- **DIRECTION**
Transcribe each line of the records below exactly, excluding any embedded images.

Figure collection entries
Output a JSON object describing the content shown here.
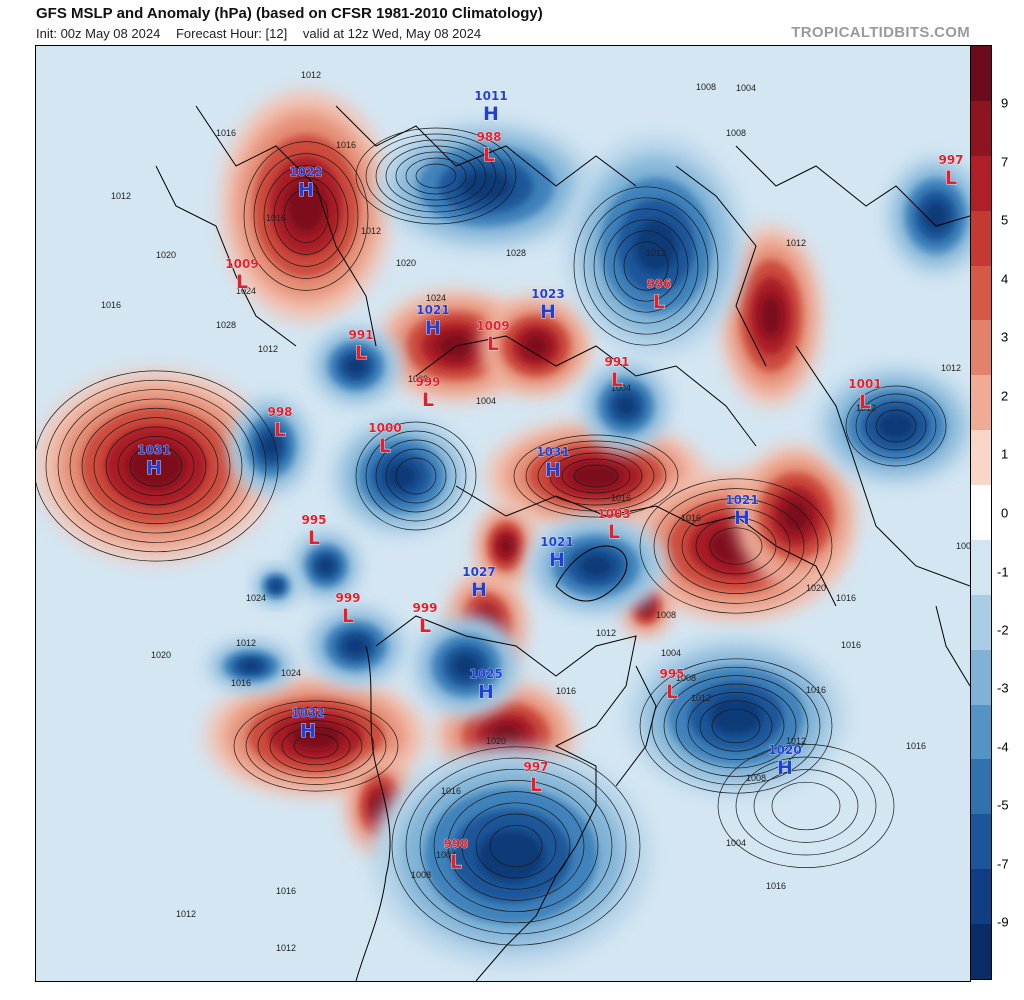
{
  "header": {
    "title": "GFS MSLP and Anomaly (hPa) (based on CFSR 1981-2010 Climatology)",
    "init": "Init: 00z May 08 2024",
    "forecast_hour": "Forecast Hour: [12]",
    "valid": "valid at 12z Wed, May 08 2024",
    "site": "TROPICALTIDBITS.COM"
  },
  "colorbar": {
    "ticks": [
      "9",
      "7",
      "5",
      "4",
      "3",
      "2",
      "1",
      "0",
      "-1",
      "-2",
      "-3",
      "-4",
      "-5",
      "-7",
      "-9"
    ],
    "colors": [
      "#6b0b1e",
      "#8f1422",
      "#ae1f28",
      "#c43a33",
      "#d45a45",
      "#e2826a",
      "#efab94",
      "#f8d6c8",
      "#ffffff",
      "#d3e5f1",
      "#a9cde4",
      "#7fb2d6",
      "#5494c4",
      "#2f72ad",
      "#1a5699",
      "#0f3f82",
      "#0a2c66"
    ]
  },
  "systems": [
    {
      "type": "H",
      "value": "1011"
    },
    {
      "type": "L",
      "value": "988"
    },
    {
      "type": "H",
      "value": "1022"
    },
    {
      "type": "L",
      "value": "1009"
    },
    {
      "type": "H",
      "value": "1021"
    },
    {
      "type": "L",
      "value": "1009"
    },
    {
      "type": "H",
      "value": "1023"
    },
    {
      "type": "L",
      "value": "996"
    },
    {
      "type": "L",
      "value": "991"
    },
    {
      "type": "L",
      "value": "991"
    },
    {
      "type": "L",
      "value": "999"
    },
    {
      "type": "L",
      "value": "998"
    },
    {
      "type": "L",
      "value": "1000"
    },
    {
      "type": "H",
      "value": "1031"
    },
    {
      "type": "H",
      "value": "1031"
    },
    {
      "type": "L",
      "value": "995"
    },
    {
      "type": "L",
      "value": "1003"
    },
    {
      "type": "H",
      "value": "1021"
    },
    {
      "type": "H",
      "value": "1027"
    },
    {
      "type": "L",
      "value": "999"
    },
    {
      "type": "L",
      "value": "999"
    },
    {
      "type": "H",
      "value": "1021"
    },
    {
      "type": "L",
      "value": "997"
    },
    {
      "type": "L",
      "value": "1001"
    },
    {
      "type": "H",
      "value": "1025"
    },
    {
      "type": "L",
      "value": "995"
    },
    {
      "type": "H",
      "value": "1032"
    },
    {
      "type": "L",
      "value": "997"
    },
    {
      "type": "H",
      "value": "1020"
    },
    {
      "type": "L",
      "value": "998"
    }
  ],
  "isobar_labels": [
    "1012",
    "1016",
    "1016",
    "1012",
    "1020",
    "1024",
    "1028",
    "1012",
    "1016",
    "1020",
    "1024",
    "1028",
    "1016",
    "1012",
    "1008",
    "1004",
    "1004",
    "1008",
    "1004",
    "1008",
    "1012",
    "1012",
    "1016",
    "1016",
    "1008",
    "1012",
    "1016",
    "1020",
    "1016",
    "1004",
    "1008",
    "1012",
    "1016",
    "1012",
    "1016",
    "1020",
    "1024",
    "1020",
    "1016",
    "1016",
    "1012",
    "1008",
    "1004",
    "1016",
    "1008",
    "1012",
    "1012",
    "1016",
    "1012",
    "1004",
    "1008",
    "1016",
    "1012",
    "1024"
  ]
}
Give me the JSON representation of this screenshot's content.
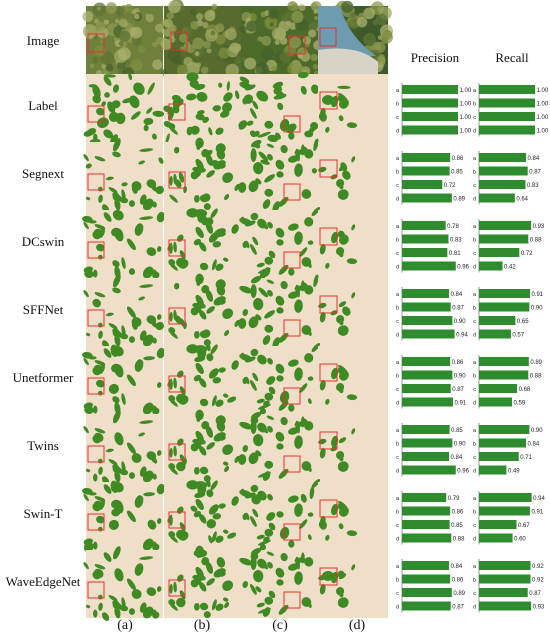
{
  "rows": [
    "Image",
    "Label",
    "Segnext",
    "DCswin",
    "SFFNet",
    "Unetformer",
    "Twins",
    "Swin-T",
    "WaveEdgeNet"
  ],
  "columns": [
    "(a)",
    "(b)",
    "(c)",
    "(d)"
  ],
  "metric_headers": [
    "Precision",
    "Recall"
  ],
  "bar_color": "#2e8b2e",
  "prediction_bg": "#efdfc9",
  "vegetation_color": "#3f8a22",
  "highlight_color": "#e8322b",
  "chart_data": {
    "type": "bar",
    "orientation": "horizontal",
    "categories": [
      "a",
      "b",
      "c",
      "d"
    ],
    "xlim": [
      0,
      1
    ],
    "panels": [
      {
        "row": "Label",
        "precision": [
          "1.00",
          "1.00",
          "1.00",
          "1.00"
        ],
        "recall": [
          "1.00",
          "1.00",
          "1.00",
          "1.00"
        ]
      },
      {
        "row": "Segnext",
        "precision": [
          "0.86",
          "0.85",
          "0.72",
          "0.89"
        ],
        "recall": [
          "0.84",
          "0.87",
          "0.83",
          "0.64"
        ]
      },
      {
        "row": "DCswin",
        "precision": [
          "0.78",
          "0.83",
          "0.81",
          "0.96"
        ],
        "recall": [
          "0.93",
          "0.88",
          "0.72",
          "0.42"
        ]
      },
      {
        "row": "SFFNet",
        "precision": [
          "0.84",
          "0.87",
          "0.90",
          "0.94"
        ],
        "recall": [
          "0.91",
          "0.90",
          "0.65",
          "0.57"
        ]
      },
      {
        "row": "Unetformer",
        "precision": [
          "0.86",
          "0.90",
          "0.87",
          "0.91"
        ],
        "recall": [
          "0.89",
          "0.88",
          "0.68",
          "0.59"
        ]
      },
      {
        "row": "Twins",
        "precision": [
          "0.85",
          "0.90",
          "0.84",
          "0.96"
        ],
        "recall": [
          "0.90",
          "0.84",
          "0.71",
          "0.49"
        ]
      },
      {
        "row": "Swin-T",
        "precision": [
          "0.79",
          "0.86",
          "0.85",
          "0.88"
        ],
        "recall": [
          "0.94",
          "0.91",
          "0.67",
          "0.60"
        ]
      },
      {
        "row": "WaveEdgeNet",
        "precision": [
          "0.84",
          "0.86",
          "0.89",
          "0.87"
        ],
        "recall": [
          "0.92",
          "0.92",
          "0.87",
          "0.93"
        ]
      }
    ]
  }
}
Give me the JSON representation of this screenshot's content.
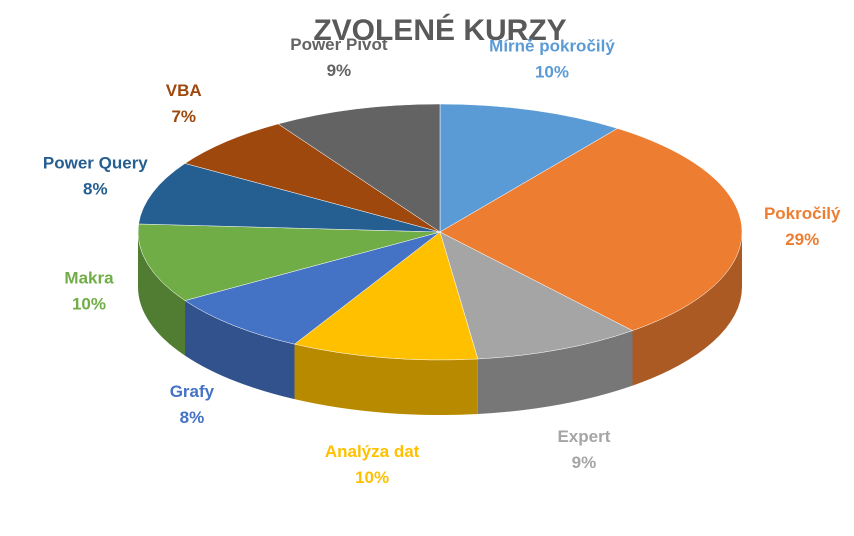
{
  "chart_data": {
    "type": "pie",
    "title": "ZVOLENÉ KURZY",
    "categories": [
      "Mírně pokročilý",
      "Pokročilý",
      "Expert",
      "Analýza dat",
      "Grafy",
      "Makra",
      "Power Query",
      "VBA",
      "Power Pivot"
    ],
    "values": [
      10,
      29,
      9,
      10,
      8,
      10,
      8,
      7,
      9
    ],
    "value_labels": [
      "10%",
      "29%",
      "9%",
      "10%",
      "8%",
      "10%",
      "8%",
      "7%",
      "9%"
    ],
    "colors": [
      "#5b9bd5",
      "#ed7d31",
      "#a5a5a5",
      "#ffc000",
      "#4472c4",
      "#70ad47",
      "#255e91",
      "#9e480e",
      "#636363"
    ]
  }
}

- **COMPLETE ANSWER**
Output a JSON object describing the content shown here.
{
  "header": {
    "title": "GFS MSLP and Anomaly (hPa) (based on CFSR 1981-2010 Climatology)",
    "init": "Init: 00z May 08 2024",
    "forecast_hour": "Forecast Hour: [12]",
    "valid": "valid at 12z Wed, May 08 2024",
    "site": "TROPICALTIDBITS.COM"
  },
  "colorbar": {
    "ticks": [
      "9",
      "7",
      "5",
      "4",
      "3",
      "2",
      "1",
      "0",
      "-1",
      "-2",
      "-3",
      "-4",
      "-5",
      "-7",
      "-9"
    ],
    "colors": [
      "#6b0b1e",
      "#8f1422",
      "#ae1f28",
      "#c43a33",
      "#d45a45",
      "#e2826a",
      "#efab94",
      "#f8d6c8",
      "#ffffff",
      "#d3e5f1",
      "#a9cde4",
      "#7fb2d6",
      "#5494c4",
      "#2f72ad",
      "#1a5699",
      "#0f3f82",
      "#0a2c66"
    ]
  },
  "systems": [
    {
      "type": "H",
      "value": "1011"
    },
    {
      "type": "L",
      "value": "988"
    },
    {
      "type": "H",
      "value": "1022"
    },
    {
      "type": "L",
      "value": "1009"
    },
    {
      "type": "H",
      "value": "1021"
    },
    {
      "type": "L",
      "value": "1009"
    },
    {
      "type": "H",
      "value": "1023"
    },
    {
      "type": "L",
      "value": "996"
    },
    {
      "type": "L",
      "value": "991"
    },
    {
      "type": "L",
      "value": "991"
    },
    {
      "type": "L",
      "value": "999"
    },
    {
      "type": "L",
      "value": "998"
    },
    {
      "type": "L",
      "value": "1000"
    },
    {
      "type": "H",
      "value": "1031"
    },
    {
      "type": "H",
      "value": "1031"
    },
    {
      "type": "L",
      "value": "995"
    },
    {
      "type": "L",
      "value": "1003"
    },
    {
      "type": "H",
      "value": "1021"
    },
    {
      "type": "H",
      "value": "1027"
    },
    {
      "type": "L",
      "value": "999"
    },
    {
      "type": "L",
      "value": "999"
    },
    {
      "type": "H",
      "value": "1021"
    },
    {
      "type": "L",
      "value": "997"
    },
    {
      "type": "L",
      "value": "1001"
    },
    {
      "type": "H",
      "value": "1025"
    },
    {
      "type": "L",
      "value": "995"
    },
    {
      "type": "H",
      "value": "1032"
    },
    {
      "type": "L",
      "value": "997"
    },
    {
      "type": "H",
      "value": "1020"
    },
    {
      "type": "L",
      "value": "998"
    }
  ],
  "isobar_labels": [
    "1012",
    "1016",
    "1016",
    "1012",
    "1020",
    "1024",
    "1028",
    "1012",
    "1016",
    "1020",
    "1024",
    "1028",
    "1016",
    "1012",
    "1008",
    "1004",
    "1004",
    "1008",
    "1004",
    "1008",
    "1012",
    "1012",
    "1016",
    "1016",
    "1008",
    "1012",
    "1016",
    "1020",
    "1016",
    "1004",
    "1008",
    "1012",
    "1016",
    "1012",
    "1016",
    "1020",
    "1024",
    "1020",
    "1016",
    "1016",
    "1012",
    "1008",
    "1004",
    "1016",
    "1008",
    "1012",
    "1012",
    "1016",
    "1012",
    "1004",
    "1008",
    "1016",
    "1012",
    "1024"
  ]
}
Give me the JSON representation of this screenshot's content.
{
  "rows": [
    "Image",
    "Label",
    "Segnext",
    "DCswin",
    "SFFNet",
    "Unetformer",
    "Twins",
    "Swin-T",
    "WaveEdgeNet"
  ],
  "columns": [
    "(a)",
    "(b)",
    "(c)",
    "(d)"
  ],
  "metric_headers": [
    "Precision",
    "Recall"
  ],
  "bar_color": "#2e8b2e",
  "prediction_bg": "#efdfc9",
  "vegetation_color": "#3f8a22",
  "highlight_color": "#e8322b",
  "chart_data": {
    "type": "bar",
    "orientation": "horizontal",
    "categories": [
      "a",
      "b",
      "c",
      "d"
    ],
    "xlim": [
      0,
      1
    ],
    "panels": [
      {
        "row": "Label",
        "precision": [
          "1.00",
          "1.00",
          "1.00",
          "1.00"
        ],
        "recall": [
          "1.00",
          "1.00",
          "1.00",
          "1.00"
        ]
      },
      {
        "row": "Segnext",
        "precision": [
          "0.86",
          "0.85",
          "0.72",
          "0.89"
        ],
        "recall": [
          "0.84",
          "0.87",
          "0.83",
          "0.64"
        ]
      },
      {
        "row": "DCswin",
        "precision": [
          "0.78",
          "0.83",
          "0.81",
          "0.96"
        ],
        "recall": [
          "0.93",
          "0.88",
          "0.72",
          "0.42"
        ]
      },
      {
        "row": "SFFNet",
        "precision": [
          "0.84",
          "0.87",
          "0.90",
          "0.94"
        ],
        "recall": [
          "0.91",
          "0.90",
          "0.65",
          "0.57"
        ]
      },
      {
        "row": "Unetformer",
        "precision": [
          "0.86",
          "0.90",
          "0.87",
          "0.91"
        ],
        "recall": [
          "0.89",
          "0.88",
          "0.68",
          "0.59"
        ]
      },
      {
        "row": "Twins",
        "precision": [
          "0.85",
          "0.90",
          "0.84",
          "0.96"
        ],
        "recall": [
          "0.90",
          "0.84",
          "0.71",
          "0.49"
        ]
      },
      {
        "row": "Swin-T",
        "precision": [
          "0.79",
          "0.86",
          "0.85",
          "0.88"
        ],
        "recall": [
          "0.94",
          "0.91",
          "0.67",
          "0.60"
        ]
      },
      {
        "row": "WaveEdgeNet",
        "precision": [
          "0.84",
          "0.86",
          "0.89",
          "0.87"
        ],
        "recall": [
          "0.92",
          "0.92",
          "0.87",
          "0.93"
        ]
      }
    ]
  }
}
Give me the JSON representation of this screenshot's content.
{
  "chart_data": {
    "type": "pie",
    "title": "ZVOLENÉ KURZY",
    "categories": [
      "Mírně pokročilý",
      "Pokročilý",
      "Expert",
      "Analýza dat",
      "Grafy",
      "Makra",
      "Power Query",
      "VBA",
      "Power Pivot"
    ],
    "values": [
      10,
      29,
      9,
      10,
      8,
      10,
      8,
      7,
      9
    ],
    "value_labels": [
      "10%",
      "29%",
      "9%",
      "10%",
      "8%",
      "10%",
      "8%",
      "7%",
      "9%"
    ],
    "colors": [
      "#5b9bd5",
      "#ed7d31",
      "#a5a5a5",
      "#ffc000",
      "#4472c4",
      "#70ad47",
      "#255e91",
      "#9e480e",
      "#636363"
    ]
  }
}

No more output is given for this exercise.